*** PASSAGE PROVIDED Section Begins ***

The selling of quilts has really slowed to non-existent sales, but, really, how many quilts does a person need? They aren’t disposable, they last a good long while (I have a few that are about 75 years old). Plus, many of us getting up there in age are trying to have LESS stuff!
I don’t care, though. I’m still going to make quilts and if they go to organizations to raise funds, great! I’ve got plenty of fabric!
Quiltingfool
@zhena gogolia: I have gotten addicted to Zen Word. It’s an easy game, really, just involves spelling words from a group of letters.
Betty Cracker
@Quiltingfool: I’ve got a quilt my great-great grandmother made, and a couple made by her daughter and her daughter’s daughter. I can barely sew on a button, but the quilts mean a lot to me. And yours are works of art.
Barbara
@TBone: No, in this case it was definitely me. Maybe because I am primed to push back really strongly to what I see as a kind of emotional manipulation.
Betty Cracker
@Trollhattan: That’s a funny story; glad you included the detail about the marches!
KatKapCC
Visit your local goth/industrial dance club and you’ll realize these kids were not cosplaying Nazis.
AM in NC
Just finishing up my holiday baking and starting deliveries today. So much joy!

*** PASSAGE PROVIDED Section Ends ***

WHAT YOU WILL DO:
A – List every username that appears after an @ sign in the comment thread.
B – Answer these questions from the comment thread:
(i) About how old are the few quilts the quilt maker mentions owning?
(ii) Which game has a commenter gotten addicted to?
(iii) What kind of place does one comment suggest visiting?

*** DATA EXCERPTS Section Begins ***

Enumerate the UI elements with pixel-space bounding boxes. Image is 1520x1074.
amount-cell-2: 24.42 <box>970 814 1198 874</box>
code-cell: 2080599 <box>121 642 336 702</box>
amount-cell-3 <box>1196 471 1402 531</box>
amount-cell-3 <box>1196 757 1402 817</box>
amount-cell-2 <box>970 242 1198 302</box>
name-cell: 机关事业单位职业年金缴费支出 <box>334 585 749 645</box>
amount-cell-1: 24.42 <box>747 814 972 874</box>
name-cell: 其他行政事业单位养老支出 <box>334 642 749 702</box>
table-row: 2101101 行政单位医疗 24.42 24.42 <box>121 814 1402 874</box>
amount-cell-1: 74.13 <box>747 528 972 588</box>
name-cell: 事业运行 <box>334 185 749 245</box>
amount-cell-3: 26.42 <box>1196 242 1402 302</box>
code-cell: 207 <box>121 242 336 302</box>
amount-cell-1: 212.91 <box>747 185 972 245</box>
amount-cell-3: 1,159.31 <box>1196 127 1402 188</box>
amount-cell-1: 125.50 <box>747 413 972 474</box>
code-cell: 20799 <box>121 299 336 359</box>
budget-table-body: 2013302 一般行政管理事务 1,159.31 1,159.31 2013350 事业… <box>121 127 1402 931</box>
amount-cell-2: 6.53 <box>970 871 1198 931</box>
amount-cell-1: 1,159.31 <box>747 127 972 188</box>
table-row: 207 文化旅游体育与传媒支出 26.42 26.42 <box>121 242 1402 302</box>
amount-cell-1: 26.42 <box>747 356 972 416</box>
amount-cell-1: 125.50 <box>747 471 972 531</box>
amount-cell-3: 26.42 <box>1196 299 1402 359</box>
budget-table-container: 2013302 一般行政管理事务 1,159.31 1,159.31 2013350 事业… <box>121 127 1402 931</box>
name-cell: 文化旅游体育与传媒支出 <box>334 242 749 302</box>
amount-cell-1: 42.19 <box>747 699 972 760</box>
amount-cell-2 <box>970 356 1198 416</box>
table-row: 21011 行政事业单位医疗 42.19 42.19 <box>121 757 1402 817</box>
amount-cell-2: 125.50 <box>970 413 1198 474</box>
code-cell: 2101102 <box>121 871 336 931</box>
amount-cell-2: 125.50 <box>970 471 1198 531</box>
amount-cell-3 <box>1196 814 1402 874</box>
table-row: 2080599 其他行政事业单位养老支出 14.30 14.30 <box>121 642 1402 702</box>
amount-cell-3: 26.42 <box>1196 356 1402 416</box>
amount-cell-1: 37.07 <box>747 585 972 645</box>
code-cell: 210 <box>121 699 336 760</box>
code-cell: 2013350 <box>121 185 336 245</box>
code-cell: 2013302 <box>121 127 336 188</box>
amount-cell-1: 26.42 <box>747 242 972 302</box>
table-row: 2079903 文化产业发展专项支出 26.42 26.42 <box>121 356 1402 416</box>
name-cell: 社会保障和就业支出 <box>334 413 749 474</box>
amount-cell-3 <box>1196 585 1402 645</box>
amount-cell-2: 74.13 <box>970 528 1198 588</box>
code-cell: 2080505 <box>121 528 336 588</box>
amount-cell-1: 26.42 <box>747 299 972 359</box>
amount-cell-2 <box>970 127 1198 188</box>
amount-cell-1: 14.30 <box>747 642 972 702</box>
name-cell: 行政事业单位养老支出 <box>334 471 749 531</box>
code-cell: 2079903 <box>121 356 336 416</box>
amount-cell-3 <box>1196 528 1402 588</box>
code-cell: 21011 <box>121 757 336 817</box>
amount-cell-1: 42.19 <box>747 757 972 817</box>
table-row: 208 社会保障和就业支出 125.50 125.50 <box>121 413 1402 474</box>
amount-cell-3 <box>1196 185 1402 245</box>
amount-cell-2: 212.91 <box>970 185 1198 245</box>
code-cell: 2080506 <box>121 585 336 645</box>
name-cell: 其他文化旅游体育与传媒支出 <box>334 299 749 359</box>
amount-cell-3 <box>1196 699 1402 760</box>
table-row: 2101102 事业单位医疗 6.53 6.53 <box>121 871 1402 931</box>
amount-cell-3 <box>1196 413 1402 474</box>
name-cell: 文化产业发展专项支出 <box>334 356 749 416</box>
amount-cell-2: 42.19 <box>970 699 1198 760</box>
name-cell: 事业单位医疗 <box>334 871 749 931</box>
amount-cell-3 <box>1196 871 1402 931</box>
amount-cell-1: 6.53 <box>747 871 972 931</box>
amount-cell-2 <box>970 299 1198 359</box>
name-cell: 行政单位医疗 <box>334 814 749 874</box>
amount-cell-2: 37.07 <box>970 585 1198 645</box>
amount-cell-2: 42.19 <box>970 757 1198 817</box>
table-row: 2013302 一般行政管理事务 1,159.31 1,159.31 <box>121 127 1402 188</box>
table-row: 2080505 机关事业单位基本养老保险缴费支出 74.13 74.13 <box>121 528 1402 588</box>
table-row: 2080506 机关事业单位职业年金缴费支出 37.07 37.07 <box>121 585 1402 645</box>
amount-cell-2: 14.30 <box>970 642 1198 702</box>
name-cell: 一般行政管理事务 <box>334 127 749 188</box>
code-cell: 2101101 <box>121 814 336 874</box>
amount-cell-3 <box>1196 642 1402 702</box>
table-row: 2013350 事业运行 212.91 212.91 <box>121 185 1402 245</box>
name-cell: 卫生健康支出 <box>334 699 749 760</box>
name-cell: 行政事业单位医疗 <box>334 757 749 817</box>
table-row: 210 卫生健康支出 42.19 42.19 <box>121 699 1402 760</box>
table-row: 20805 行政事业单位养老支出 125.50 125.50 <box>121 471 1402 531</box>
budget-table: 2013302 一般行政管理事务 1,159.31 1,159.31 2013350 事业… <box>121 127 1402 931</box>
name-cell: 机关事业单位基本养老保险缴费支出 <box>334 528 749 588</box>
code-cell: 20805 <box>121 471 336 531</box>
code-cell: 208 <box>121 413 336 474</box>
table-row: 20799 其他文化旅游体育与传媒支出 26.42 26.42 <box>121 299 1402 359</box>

*** DATA EXCERPTS Section Ends ***

RESULTS FOR THE EXERCISE:
A –
zhena gogolia
Quiltingfool
TBone
Trollhattan

B –
(i) About 75 years old.
(ii) Zen Word.
(iii) A local goth/industrial dance club.